> _Set problem_:
Copy the data exactly; pictures stay out of the copy.

> _Exercise material_:
::::
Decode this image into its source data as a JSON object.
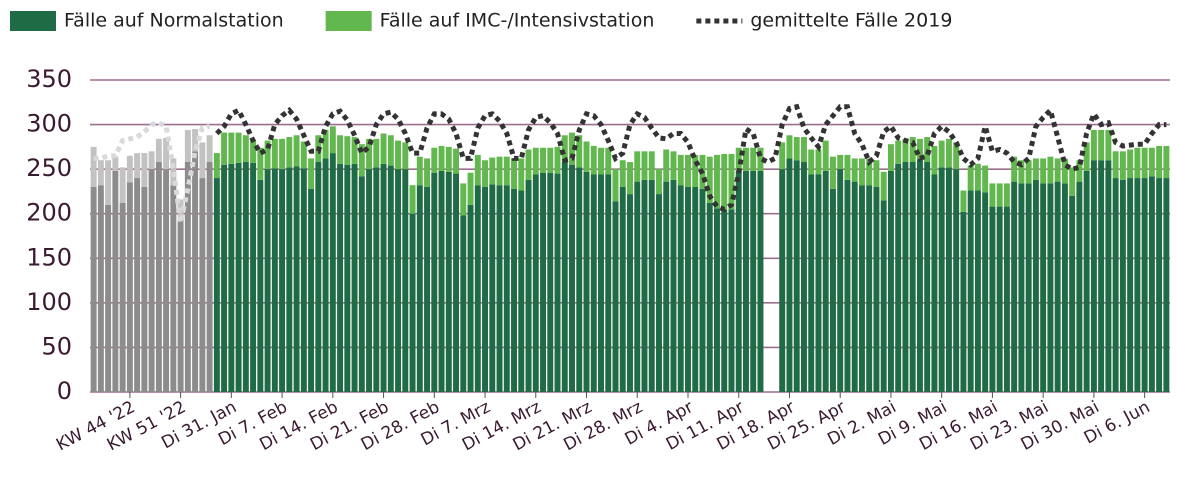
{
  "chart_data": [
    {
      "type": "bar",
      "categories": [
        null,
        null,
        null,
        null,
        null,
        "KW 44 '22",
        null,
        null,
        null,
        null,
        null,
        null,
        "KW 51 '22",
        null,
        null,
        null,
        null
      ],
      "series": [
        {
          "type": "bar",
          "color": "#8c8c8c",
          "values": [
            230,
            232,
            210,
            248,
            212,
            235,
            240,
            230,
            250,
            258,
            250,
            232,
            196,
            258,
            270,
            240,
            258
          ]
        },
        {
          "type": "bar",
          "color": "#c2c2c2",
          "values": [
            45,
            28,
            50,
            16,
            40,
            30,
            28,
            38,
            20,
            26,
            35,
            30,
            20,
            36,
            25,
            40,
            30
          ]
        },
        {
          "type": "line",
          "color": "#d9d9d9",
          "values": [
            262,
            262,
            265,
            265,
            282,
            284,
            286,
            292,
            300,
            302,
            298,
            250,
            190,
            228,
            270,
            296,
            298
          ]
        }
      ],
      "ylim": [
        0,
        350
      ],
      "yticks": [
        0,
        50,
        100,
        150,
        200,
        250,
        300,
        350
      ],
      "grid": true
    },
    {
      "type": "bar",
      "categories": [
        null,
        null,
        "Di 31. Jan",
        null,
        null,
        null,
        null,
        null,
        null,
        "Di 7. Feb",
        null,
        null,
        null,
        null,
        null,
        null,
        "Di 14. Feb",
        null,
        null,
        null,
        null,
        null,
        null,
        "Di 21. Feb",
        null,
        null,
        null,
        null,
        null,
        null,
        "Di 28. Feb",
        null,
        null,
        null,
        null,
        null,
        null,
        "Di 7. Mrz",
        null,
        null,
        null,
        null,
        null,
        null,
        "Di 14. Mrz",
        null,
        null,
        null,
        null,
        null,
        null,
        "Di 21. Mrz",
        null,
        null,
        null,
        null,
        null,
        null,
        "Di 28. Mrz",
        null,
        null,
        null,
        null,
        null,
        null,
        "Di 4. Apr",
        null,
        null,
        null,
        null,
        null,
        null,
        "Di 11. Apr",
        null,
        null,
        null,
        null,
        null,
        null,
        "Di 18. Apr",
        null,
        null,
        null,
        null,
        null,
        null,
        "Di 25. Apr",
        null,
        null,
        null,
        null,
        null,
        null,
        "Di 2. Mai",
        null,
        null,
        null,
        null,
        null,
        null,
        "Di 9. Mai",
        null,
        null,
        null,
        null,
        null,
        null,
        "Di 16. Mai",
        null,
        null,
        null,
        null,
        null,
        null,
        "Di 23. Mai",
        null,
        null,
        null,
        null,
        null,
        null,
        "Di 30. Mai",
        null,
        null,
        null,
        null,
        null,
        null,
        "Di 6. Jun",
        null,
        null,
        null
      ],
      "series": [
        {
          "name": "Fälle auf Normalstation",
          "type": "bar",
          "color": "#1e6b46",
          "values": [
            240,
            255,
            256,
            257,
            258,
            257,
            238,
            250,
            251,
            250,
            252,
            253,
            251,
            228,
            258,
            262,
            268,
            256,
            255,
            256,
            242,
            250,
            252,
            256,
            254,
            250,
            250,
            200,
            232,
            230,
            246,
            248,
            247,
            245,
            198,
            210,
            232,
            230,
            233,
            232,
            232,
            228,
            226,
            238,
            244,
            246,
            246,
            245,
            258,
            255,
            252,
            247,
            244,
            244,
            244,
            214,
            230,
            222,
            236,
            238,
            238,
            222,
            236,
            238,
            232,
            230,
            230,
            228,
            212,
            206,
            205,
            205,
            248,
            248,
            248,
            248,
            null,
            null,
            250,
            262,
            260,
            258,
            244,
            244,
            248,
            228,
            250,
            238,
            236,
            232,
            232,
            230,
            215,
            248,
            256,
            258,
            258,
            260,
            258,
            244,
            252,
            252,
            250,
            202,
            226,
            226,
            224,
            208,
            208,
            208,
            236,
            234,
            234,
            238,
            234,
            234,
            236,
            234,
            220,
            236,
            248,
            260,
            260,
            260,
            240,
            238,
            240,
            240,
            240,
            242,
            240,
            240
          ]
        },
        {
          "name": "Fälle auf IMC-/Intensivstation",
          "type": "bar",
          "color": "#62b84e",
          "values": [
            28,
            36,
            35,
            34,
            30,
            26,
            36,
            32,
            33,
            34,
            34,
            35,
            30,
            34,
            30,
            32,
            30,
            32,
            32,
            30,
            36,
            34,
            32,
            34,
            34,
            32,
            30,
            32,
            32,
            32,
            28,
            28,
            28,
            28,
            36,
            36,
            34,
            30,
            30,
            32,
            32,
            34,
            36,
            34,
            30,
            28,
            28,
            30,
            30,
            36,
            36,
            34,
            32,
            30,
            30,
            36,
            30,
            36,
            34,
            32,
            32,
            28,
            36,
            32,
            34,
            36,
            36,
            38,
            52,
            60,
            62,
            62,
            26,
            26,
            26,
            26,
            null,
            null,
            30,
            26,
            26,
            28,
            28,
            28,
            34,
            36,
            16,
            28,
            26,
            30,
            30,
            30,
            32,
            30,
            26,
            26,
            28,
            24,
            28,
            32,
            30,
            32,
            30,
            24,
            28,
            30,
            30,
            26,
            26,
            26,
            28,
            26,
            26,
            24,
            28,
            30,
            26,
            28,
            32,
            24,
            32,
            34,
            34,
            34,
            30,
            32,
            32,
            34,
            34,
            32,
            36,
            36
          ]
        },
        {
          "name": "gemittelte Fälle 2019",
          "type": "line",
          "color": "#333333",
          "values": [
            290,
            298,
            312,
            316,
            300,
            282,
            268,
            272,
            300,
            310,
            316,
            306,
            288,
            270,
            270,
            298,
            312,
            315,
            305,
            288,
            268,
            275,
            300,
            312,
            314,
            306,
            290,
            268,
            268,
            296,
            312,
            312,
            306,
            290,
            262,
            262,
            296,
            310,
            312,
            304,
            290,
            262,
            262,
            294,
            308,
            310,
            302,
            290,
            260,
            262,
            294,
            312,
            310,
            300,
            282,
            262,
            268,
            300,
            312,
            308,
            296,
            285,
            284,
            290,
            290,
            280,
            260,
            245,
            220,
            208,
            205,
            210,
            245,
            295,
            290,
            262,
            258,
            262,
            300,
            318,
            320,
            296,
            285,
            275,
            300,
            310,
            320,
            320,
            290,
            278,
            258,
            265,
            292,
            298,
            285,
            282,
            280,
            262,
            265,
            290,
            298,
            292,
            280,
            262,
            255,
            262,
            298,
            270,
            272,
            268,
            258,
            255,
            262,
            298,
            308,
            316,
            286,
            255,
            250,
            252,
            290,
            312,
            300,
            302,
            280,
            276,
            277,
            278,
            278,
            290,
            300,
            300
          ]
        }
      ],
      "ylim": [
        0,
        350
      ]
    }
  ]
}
::::
> _Written response_:
Decode this image into its source data as a JSON object.
{
  "chart_data": [
    {
      "type": "bar",
      "categories": [
        null,
        null,
        null,
        null,
        null,
        "KW 44 '22",
        null,
        null,
        null,
        null,
        null,
        null,
        "KW 51 '22",
        null,
        null,
        null,
        null
      ],
      "series": [
        {
          "type": "bar",
          "color": "#8c8c8c",
          "values": [
            230,
            232,
            210,
            248,
            212,
            235,
            240,
            230,
            250,
            258,
            250,
            232,
            196,
            258,
            270,
            240,
            258
          ]
        },
        {
          "type": "bar",
          "color": "#c2c2c2",
          "values": [
            45,
            28,
            50,
            16,
            40,
            30,
            28,
            38,
            20,
            26,
            35,
            30,
            20,
            36,
            25,
            40,
            30
          ]
        },
        {
          "type": "line",
          "color": "#d9d9d9",
          "values": [
            262,
            262,
            265,
            265,
            282,
            284,
            286,
            292,
            300,
            302,
            298,
            250,
            190,
            228,
            270,
            296,
            298
          ]
        }
      ],
      "ylim": [
        0,
        350
      ],
      "yticks": [
        0,
        50,
        100,
        150,
        200,
        250,
        300,
        350
      ],
      "grid": true
    },
    {
      "type": "bar",
      "categories": [
        null,
        null,
        "Di 31. Jan",
        null,
        null,
        null,
        null,
        null,
        null,
        "Di 7. Feb",
        null,
        null,
        null,
        null,
        null,
        null,
        "Di 14. Feb",
        null,
        null,
        null,
        null,
        null,
        null,
        "Di 21. Feb",
        null,
        null,
        null,
        null,
        null,
        null,
        "Di 28. Feb",
        null,
        null,
        null,
        null,
        null,
        null,
        "Di 7. Mrz",
        null,
        null,
        null,
        null,
        null,
        null,
        "Di 14. Mrz",
        null,
        null,
        null,
        null,
        null,
        null,
        "Di 21. Mrz",
        null,
        null,
        null,
        null,
        null,
        null,
        "Di 28. Mrz",
        null,
        null,
        null,
        null,
        null,
        null,
        "Di 4. Apr",
        null,
        null,
        null,
        null,
        null,
        null,
        "Di 11. Apr",
        null,
        null,
        null,
        null,
        null,
        null,
        "Di 18. Apr",
        null,
        null,
        null,
        null,
        null,
        null,
        "Di 25. Apr",
        null,
        null,
        null,
        null,
        null,
        null,
        "Di 2. Mai",
        null,
        null,
        null,
        null,
        null,
        null,
        "Di 9. Mai",
        null,
        null,
        null,
        null,
        null,
        null,
        "Di 16. Mai",
        null,
        null,
        null,
        null,
        null,
        null,
        "Di 23. Mai",
        null,
        null,
        null,
        null,
        null,
        null,
        "Di 30. Mai",
        null,
        null,
        null,
        null,
        null,
        null,
        "Di 6. Jun",
        null,
        null,
        null
      ],
      "series": [
        {
          "name": "Fälle auf Normalstation",
          "type": "bar",
          "color": "#1e6b46",
          "values": [
            240,
            255,
            256,
            257,
            258,
            257,
            238,
            250,
            251,
            250,
            252,
            253,
            251,
            228,
            258,
            262,
            268,
            256,
            255,
            256,
            242,
            250,
            252,
            256,
            254,
            250,
            250,
            200,
            232,
            230,
            246,
            248,
            247,
            245,
            198,
            210,
            232,
            230,
            233,
            232,
            232,
            228,
            226,
            238,
            244,
            246,
            246,
            245,
            258,
            255,
            252,
            247,
            244,
            244,
            244,
            214,
            230,
            222,
            236,
            238,
            238,
            222,
            236,
            238,
            232,
            230,
            230,
            228,
            212,
            206,
            205,
            205,
            248,
            248,
            248,
            248,
            null,
            null,
            250,
            262,
            260,
            258,
            244,
            244,
            248,
            228,
            250,
            238,
            236,
            232,
            232,
            230,
            215,
            248,
            256,
            258,
            258,
            260,
            258,
            244,
            252,
            252,
            250,
            202,
            226,
            226,
            224,
            208,
            208,
            208,
            236,
            234,
            234,
            238,
            234,
            234,
            236,
            234,
            220,
            236,
            248,
            260,
            260,
            260,
            240,
            238,
            240,
            240,
            240,
            242,
            240,
            240
          ]
        },
        {
          "name": "Fälle auf IMC-/Intensivstation",
          "type": "bar",
          "color": "#62b84e",
          "values": [
            28,
            36,
            35,
            34,
            30,
            26,
            36,
            32,
            33,
            34,
            34,
            35,
            30,
            34,
            30,
            32,
            30,
            32,
            32,
            30,
            36,
            34,
            32,
            34,
            34,
            32,
            30,
            32,
            32,
            32,
            28,
            28,
            28,
            28,
            36,
            36,
            34,
            30,
            30,
            32,
            32,
            34,
            36,
            34,
            30,
            28,
            28,
            30,
            30,
            36,
            36,
            34,
            32,
            30,
            30,
            36,
            30,
            36,
            34,
            32,
            32,
            28,
            36,
            32,
            34,
            36,
            36,
            38,
            52,
            60,
            62,
            62,
            26,
            26,
            26,
            26,
            null,
            null,
            30,
            26,
            26,
            28,
            28,
            28,
            34,
            36,
            16,
            28,
            26,
            30,
            30,
            30,
            32,
            30,
            26,
            26,
            28,
            24,
            28,
            32,
            30,
            32,
            30,
            24,
            28,
            30,
            30,
            26,
            26,
            26,
            28,
            26,
            26,
            24,
            28,
            30,
            26,
            28,
            32,
            24,
            32,
            34,
            34,
            34,
            30,
            32,
            32,
            34,
            34,
            32,
            36,
            36
          ]
        },
        {
          "name": "gemittelte Fälle 2019",
          "type": "line",
          "color": "#333333",
          "values": [
            290,
            298,
            312,
            316,
            300,
            282,
            268,
            272,
            300,
            310,
            316,
            306,
            288,
            270,
            270,
            298,
            312,
            315,
            305,
            288,
            268,
            275,
            300,
            312,
            314,
            306,
            290,
            268,
            268,
            296,
            312,
            312,
            306,
            290,
            262,
            262,
            296,
            310,
            312,
            304,
            290,
            262,
            262,
            294,
            308,
            310,
            302,
            290,
            260,
            262,
            294,
            312,
            310,
            300,
            282,
            262,
            268,
            300,
            312,
            308,
            296,
            285,
            284,
            290,
            290,
            280,
            260,
            245,
            220,
            208,
            205,
            210,
            245,
            295,
            290,
            262,
            258,
            262,
            300,
            318,
            320,
            296,
            285,
            275,
            300,
            310,
            320,
            320,
            290,
            278,
            258,
            265,
            292,
            298,
            285,
            282,
            280,
            262,
            265,
            290,
            298,
            292,
            280,
            262,
            255,
            262,
            298,
            270,
            272,
            268,
            258,
            255,
            262,
            298,
            308,
            316,
            286,
            255,
            250,
            252,
            290,
            312,
            300,
            302,
            280,
            276,
            277,
            278,
            278,
            290,
            300,
            300
          ]
        }
      ],
      "ylim": [
        0,
        350
      ]
    }
  ]
}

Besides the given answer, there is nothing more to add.